───── AVAILABLE DATA ─────

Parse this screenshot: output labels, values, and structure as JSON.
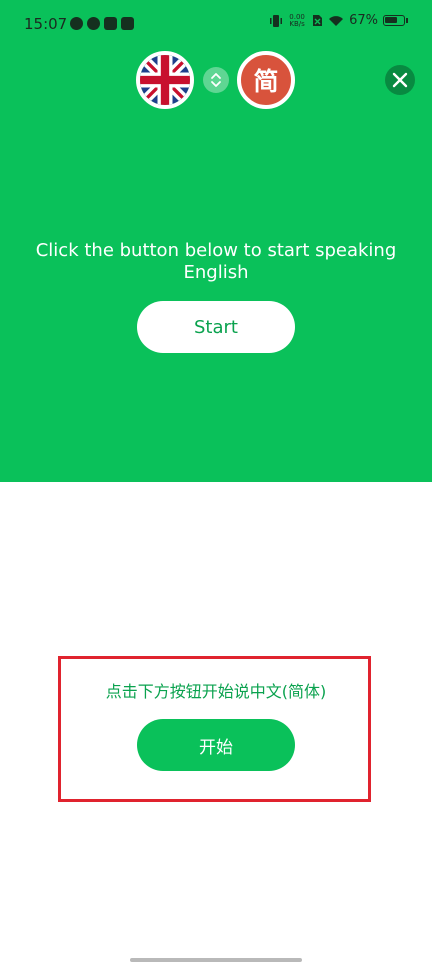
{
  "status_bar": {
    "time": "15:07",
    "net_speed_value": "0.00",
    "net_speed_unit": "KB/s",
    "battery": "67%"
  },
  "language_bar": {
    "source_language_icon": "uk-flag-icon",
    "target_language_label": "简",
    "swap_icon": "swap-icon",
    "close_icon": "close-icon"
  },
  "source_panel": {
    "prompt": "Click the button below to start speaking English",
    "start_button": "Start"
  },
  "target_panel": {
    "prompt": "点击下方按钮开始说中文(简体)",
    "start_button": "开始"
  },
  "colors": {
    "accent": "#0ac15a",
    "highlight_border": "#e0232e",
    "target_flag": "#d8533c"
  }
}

─────

* GIVEN EXERCISE
Reproduce each line word for word and drop the pictures.

* ANSWER TO THE PROBLEM
Parse this screenshot: output labels, values, and structure as JSON.
{
  "status_bar": {
    "time": "15:07",
    "net_speed_value": "0.00",
    "net_speed_unit": "KB/s",
    "battery": "67%"
  },
  "language_bar": {
    "source_language_icon": "uk-flag-icon",
    "target_language_label": "简",
    "swap_icon": "swap-icon",
    "close_icon": "close-icon"
  },
  "source_panel": {
    "prompt": "Click the button below to start speaking English",
    "start_button": "Start"
  },
  "target_panel": {
    "prompt": "点击下方按钮开始说中文(简体)",
    "start_button": "开始"
  },
  "colors": {
    "accent": "#0ac15a",
    "highlight_border": "#e0232e",
    "target_flag": "#d8533c"
  }
}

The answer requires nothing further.